Goal: Repeat the records below exactly as they appear.

>> start

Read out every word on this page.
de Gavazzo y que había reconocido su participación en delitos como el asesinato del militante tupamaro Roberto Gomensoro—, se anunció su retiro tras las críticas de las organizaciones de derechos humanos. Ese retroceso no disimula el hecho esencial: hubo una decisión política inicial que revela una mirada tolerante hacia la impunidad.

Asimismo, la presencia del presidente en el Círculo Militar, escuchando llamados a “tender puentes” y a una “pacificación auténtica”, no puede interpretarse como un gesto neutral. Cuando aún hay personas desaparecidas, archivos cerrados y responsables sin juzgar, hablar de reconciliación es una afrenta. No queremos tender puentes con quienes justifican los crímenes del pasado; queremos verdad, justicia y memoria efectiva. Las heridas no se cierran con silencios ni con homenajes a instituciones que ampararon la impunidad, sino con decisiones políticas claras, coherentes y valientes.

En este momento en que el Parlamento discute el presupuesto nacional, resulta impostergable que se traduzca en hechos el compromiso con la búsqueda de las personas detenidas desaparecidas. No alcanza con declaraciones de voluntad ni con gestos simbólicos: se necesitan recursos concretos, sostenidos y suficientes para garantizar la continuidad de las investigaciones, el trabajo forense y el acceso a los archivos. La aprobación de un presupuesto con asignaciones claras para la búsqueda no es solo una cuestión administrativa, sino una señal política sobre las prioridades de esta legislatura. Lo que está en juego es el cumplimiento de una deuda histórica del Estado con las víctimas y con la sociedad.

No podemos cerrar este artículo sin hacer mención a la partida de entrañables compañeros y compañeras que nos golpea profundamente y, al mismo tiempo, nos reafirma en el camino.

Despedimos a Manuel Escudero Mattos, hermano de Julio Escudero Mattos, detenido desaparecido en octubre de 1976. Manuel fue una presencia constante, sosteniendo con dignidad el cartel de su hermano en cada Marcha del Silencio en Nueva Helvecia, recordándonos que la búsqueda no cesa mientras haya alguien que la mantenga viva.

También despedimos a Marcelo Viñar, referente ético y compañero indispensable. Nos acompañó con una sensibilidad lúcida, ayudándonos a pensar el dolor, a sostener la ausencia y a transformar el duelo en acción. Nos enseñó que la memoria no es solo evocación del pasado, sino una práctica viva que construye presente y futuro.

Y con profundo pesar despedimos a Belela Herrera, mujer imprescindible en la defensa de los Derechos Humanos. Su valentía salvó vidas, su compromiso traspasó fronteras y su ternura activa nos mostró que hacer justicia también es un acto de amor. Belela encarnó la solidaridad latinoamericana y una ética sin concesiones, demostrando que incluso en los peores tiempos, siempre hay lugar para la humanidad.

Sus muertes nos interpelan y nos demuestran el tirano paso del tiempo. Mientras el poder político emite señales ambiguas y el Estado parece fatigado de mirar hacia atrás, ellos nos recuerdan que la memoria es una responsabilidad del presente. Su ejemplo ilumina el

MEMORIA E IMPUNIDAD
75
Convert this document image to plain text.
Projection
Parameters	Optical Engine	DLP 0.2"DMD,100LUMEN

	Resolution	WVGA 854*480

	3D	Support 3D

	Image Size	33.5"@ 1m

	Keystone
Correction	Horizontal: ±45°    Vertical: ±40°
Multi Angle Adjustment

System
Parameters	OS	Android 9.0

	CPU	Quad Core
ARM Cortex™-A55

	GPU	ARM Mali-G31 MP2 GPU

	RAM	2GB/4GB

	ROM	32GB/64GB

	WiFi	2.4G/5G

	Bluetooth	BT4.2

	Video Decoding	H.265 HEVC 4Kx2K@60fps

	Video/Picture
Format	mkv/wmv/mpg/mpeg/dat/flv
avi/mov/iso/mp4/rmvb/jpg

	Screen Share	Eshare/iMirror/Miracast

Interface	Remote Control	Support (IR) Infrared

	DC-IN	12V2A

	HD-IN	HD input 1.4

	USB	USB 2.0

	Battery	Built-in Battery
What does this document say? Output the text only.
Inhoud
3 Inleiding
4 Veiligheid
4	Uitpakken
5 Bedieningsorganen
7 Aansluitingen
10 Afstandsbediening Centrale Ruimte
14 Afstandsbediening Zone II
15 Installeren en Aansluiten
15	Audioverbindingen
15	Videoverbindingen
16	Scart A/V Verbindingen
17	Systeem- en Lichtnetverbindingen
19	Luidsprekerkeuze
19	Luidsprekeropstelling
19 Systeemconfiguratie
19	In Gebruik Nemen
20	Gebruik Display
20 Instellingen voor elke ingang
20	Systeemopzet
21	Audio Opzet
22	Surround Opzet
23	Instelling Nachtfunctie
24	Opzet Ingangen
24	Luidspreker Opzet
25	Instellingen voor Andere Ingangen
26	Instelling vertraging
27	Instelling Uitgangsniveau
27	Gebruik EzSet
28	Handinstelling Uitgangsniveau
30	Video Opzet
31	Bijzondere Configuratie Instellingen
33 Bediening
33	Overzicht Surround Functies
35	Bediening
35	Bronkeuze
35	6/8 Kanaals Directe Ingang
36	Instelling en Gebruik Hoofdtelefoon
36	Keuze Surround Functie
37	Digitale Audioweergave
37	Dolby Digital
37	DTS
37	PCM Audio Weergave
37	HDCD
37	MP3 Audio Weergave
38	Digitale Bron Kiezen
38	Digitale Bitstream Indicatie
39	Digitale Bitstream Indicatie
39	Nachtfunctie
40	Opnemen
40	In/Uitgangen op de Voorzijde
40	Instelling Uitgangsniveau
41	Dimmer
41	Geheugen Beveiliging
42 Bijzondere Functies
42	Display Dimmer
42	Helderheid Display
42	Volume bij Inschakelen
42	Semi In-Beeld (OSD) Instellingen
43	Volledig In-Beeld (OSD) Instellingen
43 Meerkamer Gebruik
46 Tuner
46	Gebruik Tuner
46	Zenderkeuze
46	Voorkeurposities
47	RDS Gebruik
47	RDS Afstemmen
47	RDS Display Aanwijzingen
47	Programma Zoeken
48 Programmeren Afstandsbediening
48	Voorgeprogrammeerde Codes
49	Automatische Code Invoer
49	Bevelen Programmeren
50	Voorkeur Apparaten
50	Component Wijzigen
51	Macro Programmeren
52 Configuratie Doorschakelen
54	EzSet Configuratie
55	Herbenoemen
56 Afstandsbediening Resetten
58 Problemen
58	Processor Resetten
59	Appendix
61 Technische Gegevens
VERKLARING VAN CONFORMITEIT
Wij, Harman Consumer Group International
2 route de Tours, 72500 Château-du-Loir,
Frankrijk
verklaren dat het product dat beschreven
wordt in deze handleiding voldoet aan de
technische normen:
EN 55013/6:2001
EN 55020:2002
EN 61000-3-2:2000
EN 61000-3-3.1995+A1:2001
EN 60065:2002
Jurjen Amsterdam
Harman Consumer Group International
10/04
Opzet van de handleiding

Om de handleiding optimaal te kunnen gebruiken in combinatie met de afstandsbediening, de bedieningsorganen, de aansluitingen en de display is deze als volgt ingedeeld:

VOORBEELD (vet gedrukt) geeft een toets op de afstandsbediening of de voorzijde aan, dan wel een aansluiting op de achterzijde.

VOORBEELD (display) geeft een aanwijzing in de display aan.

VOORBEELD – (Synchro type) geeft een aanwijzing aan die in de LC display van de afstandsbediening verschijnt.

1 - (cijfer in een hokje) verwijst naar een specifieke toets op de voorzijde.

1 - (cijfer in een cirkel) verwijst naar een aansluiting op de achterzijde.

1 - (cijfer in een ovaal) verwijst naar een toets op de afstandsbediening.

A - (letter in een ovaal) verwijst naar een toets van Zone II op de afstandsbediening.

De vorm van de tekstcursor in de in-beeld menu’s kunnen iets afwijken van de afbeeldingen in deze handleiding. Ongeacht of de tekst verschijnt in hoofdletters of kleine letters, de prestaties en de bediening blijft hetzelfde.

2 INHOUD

>> end

Written answer:
Read out every word on this page.
de Gavazzo y que había reconocido su participación en delitos como el asesinato del militante tupamaro Roberto Gomensoro—, se anunció su retiro tras las críticas de las organizaciones de derechos humanos. Ese retroceso no disimula el hecho esencial: hubo una decisión política inicial que revela una mirada tolerante hacia la impunidad.

Asimismo, la presencia del presidente en el Círculo Militar, escuchando llamados a “tender puentes” y a una “pacificación auténtica”, no puede interpretarse como un gesto neutral. Cuando aún hay personas desaparecidas, archivos cerrados y responsables sin juzgar, hablar de reconciliación es una afrenta. No queremos tender puentes con quienes justifican los crímenes del pasado; queremos verdad, justicia y memoria efectiva. Las heridas no se cierran con silencios ni con homenajes a instituciones que ampararon la impunidad, sino con decisiones políticas claras, coherentes y valientes.

En este momento en que el Parlamento discute el presupuesto nacional, resulta impostergable que se traduzca en hechos el compromiso con la búsqueda de las personas detenidas desaparecidas. No alcanza con declaraciones de voluntad ni con gestos simbólicos: se necesitan recursos concretos, sostenidos y suficientes para garantizar la continuidad de las investigaciones, el trabajo forense y el acceso a los archivos. La aprobación de un presupuesto con asignaciones claras para la búsqueda no es solo una cuestión administrativa, sino una señal política sobre las prioridades de esta legislatura. Lo que está en juego es el cumplimiento de una deuda histórica del Estado con las víctimas y con la sociedad.

No podemos cerrar este artículo sin hacer mención a la partida de entrañables compañeros y compañeras que nos golpea profundamente y, al mismo tiempo, nos reafirma en el camino.

Despedimos a Manuel Escudero Mattos, hermano de Julio Escudero Mattos, detenido desaparecido en octubre de 1976. Manuel fue una presencia constante, sosteniendo con dignidad el cartel de su hermano en cada Marcha del Silencio en Nueva Helvecia, recordándonos que la búsqueda no cesa mientras haya alguien que la mantenga viva.

También despedimos a Marcelo Viñar, referente ético y compañero indispensable. Nos acompañó con una sensibilidad lúcida, ayudándonos a pensar el dolor, a sostener la ausencia y a transformar el duelo en acción. Nos enseñó que la memoria no es solo evocación del pasado, sino una práctica viva que construye presente y futuro.

Y con profundo pesar despedimos a Belela Herrera, mujer imprescindible en la defensa de los Derechos Humanos. Su valentía salvó vidas, su compromiso traspasó fronteras y su ternura activa nos mostró que hacer justicia también es un acto de amor. Belela encarnó la solidaridad latinoamericana y una ética sin concesiones, demostrando que incluso en los peores tiempos, siempre hay lugar para la humanidad.

Sus muertes nos interpelan y nos demuestran el tirano paso del tiempo. Mientras el poder político emite señales ambiguas y el Estado parece fatigado de mirar hacia atrás, ellos nos recuerdan que la memoria es una responsabilidad del presente. Su ejemplo ilumina el

MEMORIA E IMPUNIDAD
75
Convert this document image to plain text.
Projection
Parameters	Optical Engine	DLP 0.2"DMD,100LUMEN

	Resolution	WVGA 854*480

	3D	Support 3D

	Image Size	33.5"@ 1m

	Keystone
Correction	Horizontal: ±45°    Vertical: ±40°
Multi Angle Adjustment

System
Parameters	OS	Android 9.0

	CPU	Quad Core
ARM Cortex™-A55

	GPU	ARM Mali-G31 MP2 GPU

	RAM	2GB/4GB

	ROM	32GB/64GB

	WiFi	2.4G/5G

	Bluetooth	BT4.2

	Video Decoding	H.265 HEVC 4Kx2K@60fps

	Video/Picture
Format	mkv/wmv/mpg/mpeg/dat/flv
avi/mov/iso/mp4/rmvb/jpg

	Screen Share	Eshare/iMirror/Miracast

Interface	Remote Control	Support (IR) Infrared

	DC-IN	12V2A

	HD-IN	HD input 1.4

	USB	USB 2.0

	Battery	Built-in Battery
What does this document say? Output the text only.
Inhoud
3 Inleiding
4 Veiligheid
4	Uitpakken
5 Bedieningsorganen
7 Aansluitingen
10 Afstandsbediening Centrale Ruimte
14 Afstandsbediening Zone II
15 Installeren en Aansluiten
15	Audioverbindingen
15	Videoverbindingen
16	Scart A/V Verbindingen
17	Systeem- en Lichtnetverbindingen
19	Luidsprekerkeuze
19	Luidsprekeropstelling
19 Systeemconfiguratie
19	In Gebruik Nemen
20	Gebruik Display
20 Instellingen voor elke ingang
20	Systeemopzet
21	Audio Opzet
22	Surround Opzet
23	Instelling Nachtfunctie
24	Opzet Ingangen
24	Luidspreker Opzet
25	Instellingen voor Andere Ingangen
26	Instelling vertraging
27	Instelling Uitgangsniveau
27	Gebruik EzSet
28	Handinstelling Uitgangsniveau
30	Video Opzet
31	Bijzondere Configuratie Instellingen
33 Bediening
33	Overzicht Surround Functies
35	Bediening
35	Bronkeuze
35	6/8 Kanaals Directe Ingang
36	Instelling en Gebruik Hoofdtelefoon
36	Keuze Surround Functie
37	Digitale Audioweergave
37	Dolby Digital
37	DTS
37	PCM Audio Weergave
37	HDCD
37	MP3 Audio Weergave
38	Digitale Bron Kiezen
38	Digitale Bitstream Indicatie
39	Digitale Bitstream Indicatie
39	Nachtfunctie
40	Opnemen
40	In/Uitgangen op de Voorzijde
40	Instelling Uitgangsniveau
41	Dimmer
41	Geheugen Beveiliging
42 Bijzondere Functies
42	Display Dimmer
42	Helderheid Display
42	Volume bij Inschakelen
42	Semi In-Beeld (OSD) Instellingen
43	Volledig In-Beeld (OSD) Instellingen
43 Meerkamer Gebruik
46 Tuner
46	Gebruik Tuner
46	Zenderkeuze
46	Voorkeurposities
47	RDS Gebruik
47	RDS Afstemmen
47	RDS Display Aanwijzingen
47	Programma Zoeken
48 Programmeren Afstandsbediening
48	Voorgeprogrammeerde Codes
49	Automatische Code Invoer
49	Bevelen Programmeren
50	Voorkeur Apparaten
50	Component Wijzigen
51	Macro Programmeren
52 Configuratie Doorschakelen
54	EzSet Configuratie
55	Herbenoemen
56 Afstandsbediening Resetten
58 Problemen
58	Processor Resetten
59	Appendix
61 Technische Gegevens
VERKLARING VAN CONFORMITEIT
Wij, Harman Consumer Group International
2 route de Tours, 72500 Château-du-Loir,
Frankrijk
verklaren dat het product dat beschreven
wordt in deze handleiding voldoet aan de
technische normen:
EN 55013/6:2001
EN 55020:2002
EN 61000-3-2:2000
EN 61000-3-3.1995+A1:2001
EN 60065:2002
Jurjen Amsterdam
Harman Consumer Group International
10/04
Opzet van de handleiding

Om de handleiding optimaal te kunnen gebruiken in combinatie met de afstandsbediening, de bedieningsorganen, de aansluitingen en de display is deze als volgt ingedeeld:

VOORBEELD (vet gedrukt) geeft een toets op de afstandsbediening of de voorzijde aan, dan wel een aansluiting op de achterzijde.

VOORBEELD (display) geeft een aanwijzing in de display aan.

VOORBEELD – (Synchro type) geeft een aanwijzing aan die in de LC display van de afstandsbediening verschijnt.

1 - (cijfer in een hokje) verwijst naar een specifieke toets op de voorzijde.

1 - (cijfer in een cirkel) verwijst naar een aansluiting op de achterzijde.

1 - (cijfer in een ovaal) verwijst naar een toets op de afstandsbediening.

A - (letter in een ovaal) verwijst naar een toets van Zone II op de afstandsbediening.

De vorm van de tekstcursor in de in-beeld menu’s kunnen iets afwijken van de afbeeldingen in deze handleiding. Ongeacht of de tekst verschijnt in hoofdletters of kleine letters, de prestaties en de bediening blijft hetzelfde.

2 INHOUD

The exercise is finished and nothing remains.